┏━━
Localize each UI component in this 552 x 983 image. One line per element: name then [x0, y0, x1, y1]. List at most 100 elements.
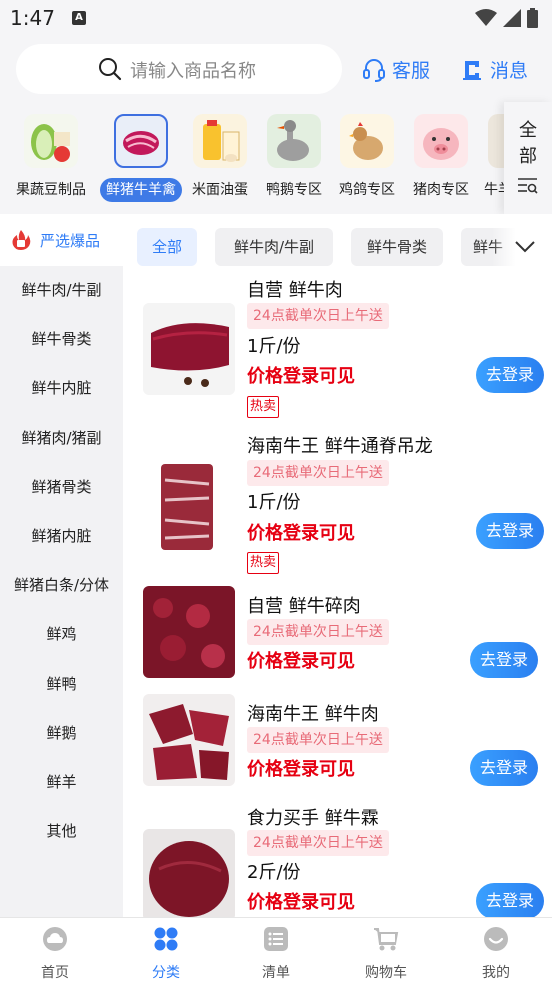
category-label: 鸭鹅专区 [266, 182, 322, 198]
duck-goose-image [267, 114, 321, 168]
chevron-down-icon[interactable] [514, 238, 536, 254]
product-unit: 2斤/份 [247, 862, 301, 883]
tab-all[interactable]: 全部 [137, 228, 197, 266]
login-button[interactable]: 去登录 [470, 642, 538, 678]
search-icon [99, 58, 122, 81]
product-unit: 1斤/份 [247, 492, 301, 513]
product-title: 自营 鲜牛肉 [247, 280, 343, 301]
sidebar-item[interactable]: 鲜猪白条/分体 [0, 561, 123, 610]
subcategory-tabs: 全部 鲜牛肉/牛副 鲜牛骨类 鲜牛 [123, 214, 552, 266]
message-icon [463, 60, 481, 80]
grain-oil-image [193, 114, 247, 168]
customer-service-button[interactable]: 客服 [362, 56, 430, 83]
sidebar-item-label: 严选爆品 [40, 231, 101, 250]
product-card[interactable]: 海南牛王 鲜牛通脊吊龙 24点截单次日上午送 1斤/份 价格登录可见 热卖 去登… [123, 430, 552, 580]
category-label: 果蔬豆制品 [16, 182, 86, 198]
notification-a-icon: A [72, 11, 86, 25]
sidebar-item-featured[interactable]: 严选爆品 [0, 214, 123, 266]
product-card[interactable]: 自营 鲜牛碎肉 24点截单次日上午送 价格登录可见 去登录 [123, 586, 552, 690]
product-price: 价格登录可见 [247, 523, 355, 544]
wifi-icon [475, 9, 497, 26]
chicken-image [340, 114, 394, 168]
nav-category[interactable]: 分类 [126, 926, 206, 982]
all-categories-label-1: 全 [519, 120, 537, 141]
product-price: 价格登录可见 [247, 759, 355, 780]
nav-list[interactable]: 清单 [236, 926, 316, 982]
category-grain-oil[interactable]: 米面油蛋 [182, 114, 258, 202]
tab-beef-bone[interactable]: 鲜牛骨类 [351, 228, 443, 266]
sidebar-item[interactable]: 鲜鹅 [0, 709, 123, 758]
nav-cart[interactable]: 购物车 [346, 926, 426, 982]
produce-image [24, 114, 78, 168]
customer-service-label: 客服 [392, 60, 431, 82]
nav-label: 我的 [482, 965, 510, 981]
product-image [143, 303, 235, 395]
login-button[interactable]: 去登录 [476, 513, 544, 549]
product-card[interactable]: 食力买手 鲜牛霖 24点截单次日上午送 2斤/份 价格登录可见 去登录 [123, 802, 552, 917]
messages-button[interactable]: 消息 [460, 56, 528, 83]
login-button[interactable]: 去登录 [476, 883, 544, 917]
search-placeholder: 请输入商品名称 [130, 61, 256, 82]
product-image [143, 694, 235, 786]
category-chicken-pigeon[interactable]: 鸡鸽专区 [329, 114, 405, 202]
sidebar-item[interactable]: 鲜牛肉/牛副 [0, 266, 123, 315]
sidebar-item[interactable]: 鲜鸡 [0, 610, 123, 659]
nav-label: 清单 [262, 965, 290, 981]
sidebar-item[interactable]: 鲜羊 [0, 758, 123, 807]
product-card[interactable]: 海南牛王 鲜牛肉 24点截单次日上午送 价格登录可见 去登录 [123, 694, 552, 798]
product-price: 价格登录可见 [247, 366, 355, 387]
sidebar-item[interactable]: 鲜猪内脏 [0, 512, 123, 561]
nav-profile[interactable]: 我的 [456, 926, 536, 982]
sidebar-item[interactable]: 鲜猪骨类 [0, 463, 123, 512]
status-time: 1:47 [10, 6, 55, 30]
product-image [143, 460, 235, 552]
category-produce[interactable]: 果蔬豆制品 [13, 114, 89, 202]
header: 请输入商品名称 客服 消息 [0, 36, 552, 102]
product-title: 食力买手 鲜牛霖 [247, 808, 379, 829]
sidebar-item[interactable]: 其他 [0, 807, 123, 856]
nav-label: 首页 [41, 965, 69, 981]
product-image [143, 829, 235, 917]
meat-image [114, 114, 168, 168]
list-filter-icon [518, 178, 538, 194]
all-categories-label-2: 部 [519, 146, 537, 167]
smile-icon [484, 927, 508, 951]
status-icons [475, 8, 538, 28]
category-meat[interactable]: 鲜猪牛羊禽 [100, 114, 182, 202]
delivery-tag: 24点截单次日上午送 [247, 619, 389, 645]
headset-icon [363, 58, 385, 82]
sidebar-item[interactable]: 鲜牛骨类 [0, 315, 123, 364]
hot-sale-badge: 热卖 [247, 552, 280, 574]
tab-beef[interactable]: 鲜牛肉/牛副 [215, 228, 333, 266]
search-input[interactable]: 请输入商品名称 [16, 44, 342, 94]
battery-icon [527, 8, 538, 28]
sidebar-item[interactable]: 鲜鸭 [0, 660, 123, 709]
all-categories-button[interactable]: 全 部 [504, 102, 552, 214]
category-pork[interactable]: 猪肉专区 [403, 114, 479, 202]
home-cloud-icon [43, 927, 67, 951]
login-button[interactable]: 去登录 [476, 357, 544, 393]
category-label: 鲜猪牛羊禽 [100, 178, 182, 202]
nav-home[interactable]: 首页 [15, 926, 95, 982]
category-duck-goose[interactable]: 鸭鹅专区 [256, 114, 332, 202]
sidebar-item[interactable]: 鲜猪肉/猪副 [0, 414, 123, 463]
product-unit: 1斤/份 [247, 336, 301, 357]
delivery-tag: 24点截单次日上午送 [247, 830, 389, 856]
grid-icon [154, 927, 178, 951]
product-panel: 全部 鲜牛肉/牛副 鲜牛骨类 鲜牛 自营 鲜牛肉 24点截单次日上午送 1斤/份… [123, 214, 552, 917]
login-button[interactable]: 去登录 [470, 750, 538, 786]
signal-icon [503, 9, 521, 27]
delivery-tag: 24点截单次日上午送 [247, 460, 389, 486]
sidebar-item[interactable]: 鲜牛内脏 [0, 364, 123, 413]
list-icon [264, 927, 288, 951]
product-card[interactable]: 自营 鲜牛肉 24点截单次日上午送 1斤/份 价格登录可见 热卖 去登录 [123, 274, 552, 424]
pig-image [414, 114, 468, 168]
nav-label: 购物车 [365, 965, 407, 981]
product-title: 海南牛王 鲜牛通脊吊龙 [247, 436, 433, 457]
delivery-tag: 24点截单次日上午送 [247, 303, 389, 329]
product-image [143, 586, 235, 678]
product-title: 自营 鲜牛碎肉 [247, 596, 361, 617]
status-bar: 1:47 A [0, 0, 552, 36]
category-strip: 果蔬豆制品 鲜猪牛羊禽 米面油蛋 鸭鹅专区 鸡鸽专区 猪肉专区 牛羊 全 部 [0, 102, 552, 214]
messages-label: 消息 [490, 60, 529, 82]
┗━━
▸ What this task involves: Copy the rows above word for word, but omit the pictures.

▸ Task output:
Localize each UI component in this 552 x 983 image. One line per element: name then [x0, y0, x1, y1]. List at most 100 elements.
category-label: 鸭鹅专区 [266, 182, 322, 198]
duck-goose-image [267, 114, 321, 168]
chevron-down-icon[interactable] [514, 238, 536, 254]
product-unit: 2斤/份 [247, 862, 301, 883]
tab-all[interactable]: 全部 [137, 228, 197, 266]
login-button[interactable]: 去登录 [470, 642, 538, 678]
search-icon [99, 58, 122, 81]
product-unit: 1斤/份 [247, 492, 301, 513]
product-title: 自营 鲜牛肉 [247, 280, 343, 301]
sidebar-item[interactable]: 鲜猪白条/分体 [0, 561, 123, 610]
subcategory-tabs: 全部 鲜牛肉/牛副 鲜牛骨类 鲜牛 [123, 214, 552, 266]
message-icon [463, 60, 481, 80]
grain-oil-image [193, 114, 247, 168]
customer-service-button[interactable]: 客服 [362, 56, 430, 83]
sidebar-item-label: 严选爆品 [40, 231, 101, 250]
product-card[interactable]: 海南牛王 鲜牛通脊吊龙 24点截单次日上午送 1斤/份 价格登录可见 热卖 去登… [123, 430, 552, 580]
category-label: 果蔬豆制品 [16, 182, 86, 198]
notification-a-icon: A [72, 11, 86, 25]
sidebar-item-featured[interactable]: 严选爆品 [0, 214, 123, 266]
product-card[interactable]: 自营 鲜牛碎肉 24点截单次日上午送 价格登录可见 去登录 [123, 586, 552, 690]
product-price: 价格登录可见 [247, 523, 355, 544]
wifi-icon [475, 9, 497, 26]
chicken-image [340, 114, 394, 168]
nav-category[interactable]: 分类 [126, 926, 206, 982]
all-categories-label-1: 全 [519, 120, 537, 141]
product-price: 价格登录可见 [247, 759, 355, 780]
nav-list[interactable]: 清单 [236, 926, 316, 982]
category-grain-oil[interactable]: 米面油蛋 [182, 114, 258, 202]
tab-beef-bone[interactable]: 鲜牛骨类 [351, 228, 443, 266]
sidebar-item[interactable]: 鲜鹅 [0, 709, 123, 758]
nav-cart[interactable]: 购物车 [346, 926, 426, 982]
produce-image [24, 114, 78, 168]
customer-service-label: 客服 [392, 60, 431, 82]
nav-label: 我的 [482, 965, 510, 981]
product-image [143, 303, 235, 395]
login-button[interactable]: 去登录 [476, 513, 544, 549]
product-card[interactable]: 食力买手 鲜牛霖 24点截单次日上午送 2斤/份 价格登录可见 去登录 [123, 802, 552, 917]
messages-button[interactable]: 消息 [460, 56, 528, 83]
login-button[interactable]: 去登录 [476, 883, 544, 917]
search-placeholder: 请输入商品名称 [130, 61, 256, 82]
product-image [143, 694, 235, 786]
category-chicken-pigeon[interactable]: 鸡鸽专区 [329, 114, 405, 202]
sidebar-item[interactable]: 鲜牛肉/牛副 [0, 266, 123, 315]
sidebar-item[interactable]: 鲜鸡 [0, 610, 123, 659]
nav-label: 清单 [262, 965, 290, 981]
sidebar-item[interactable]: 鲜羊 [0, 758, 123, 807]
product-card[interactable]: 海南牛王 鲜牛肉 24点截单次日上午送 价格登录可见 去登录 [123, 694, 552, 798]
product-price: 价格登录可见 [247, 366, 355, 387]
sidebar-item[interactable]: 鲜猪内脏 [0, 512, 123, 561]
nav-profile[interactable]: 我的 [456, 926, 536, 982]
sidebar-item[interactable]: 鲜猪骨类 [0, 463, 123, 512]
status-time: 1:47 [10, 6, 55, 30]
product-image [143, 460, 235, 552]
category-produce[interactable]: 果蔬豆制品 [13, 114, 89, 202]
header: 请输入商品名称 客服 消息 [0, 36, 552, 102]
product-title: 食力买手 鲜牛霖 [247, 808, 379, 829]
sidebar-item[interactable]: 其他 [0, 807, 123, 856]
nav-label: 首页 [41, 965, 69, 981]
product-image [143, 829, 235, 917]
meat-image [114, 114, 168, 168]
list-filter-icon [518, 178, 538, 194]
all-categories-label-2: 部 [519, 146, 537, 167]
smile-icon [484, 927, 508, 951]
status-icons [475, 8, 538, 28]
category-meat[interactable]: 鲜猪牛羊禽 [100, 114, 182, 202]
delivery-tag: 24点截单次日上午送 [247, 619, 389, 645]
headset-icon [363, 58, 385, 82]
sidebar-item[interactable]: 鲜牛骨类 [0, 315, 123, 364]
hot-sale-badge: 热卖 [247, 552, 280, 574]
tab-beef[interactable]: 鲜牛肉/牛副 [215, 228, 333, 266]
search-input[interactable]: 请输入商品名称 [16, 44, 342, 94]
battery-icon [527, 8, 538, 28]
sidebar-item[interactable]: 鲜鸭 [0, 660, 123, 709]
all-categories-button[interactable]: 全 部 [504, 102, 552, 214]
category-pork[interactable]: 猪肉专区 [403, 114, 479, 202]
home-cloud-icon [43, 927, 67, 951]
login-button[interactable]: 去登录 [476, 357, 544, 393]
category-label: 鲜猪牛羊禽 [100, 178, 182, 202]
nav-home[interactable]: 首页 [15, 926, 95, 982]
category-duck-goose[interactable]: 鸭鹅专区 [256, 114, 332, 202]
sidebar-item[interactable]: 鲜猪肉/猪副 [0, 414, 123, 463]
product-unit: 1斤/份 [247, 336, 301, 357]
delivery-tag: 24点截单次日上午送 [247, 830, 389, 856]
grid-icon [154, 927, 178, 951]
product-panel: 全部 鲜牛肉/牛副 鲜牛骨类 鲜牛 自营 鲜牛肉 24点截单次日上午送 1斤/份… [123, 214, 552, 917]
login-button[interactable]: 去登录 [470, 750, 538, 786]
signal-icon [503, 9, 521, 27]
delivery-tag: 24点截单次日上午送 [247, 460, 389, 486]
sidebar-item[interactable]: 鲜牛内脏 [0, 364, 123, 413]
list-icon [264, 927, 288, 951]
product-card[interactable]: 自营 鲜牛肉 24点截单次日上午送 1斤/份 价格登录可见 热卖 去登录 [123, 274, 552, 424]
pig-image [414, 114, 468, 168]
nav-label: 购物车 [365, 965, 407, 981]
product-title: 海南牛王 鲜牛通脊吊龙 [247, 436, 433, 457]
delivery-tag: 24点截单次日上午送 [247, 303, 389, 329]
product-image [143, 586, 235, 678]
product-title: 自营 鲜牛碎肉 [247, 596, 361, 617]
status-bar: 1:47 A [0, 0, 552, 36]
category-strip: 果蔬豆制品 鲜猪牛羊禽 米面油蛋 鸭鹅专区 鸡鸽专区 猪肉专区 牛羊 全 部 [0, 102, 552, 214]
messages-label: 消息 [490, 60, 529, 82]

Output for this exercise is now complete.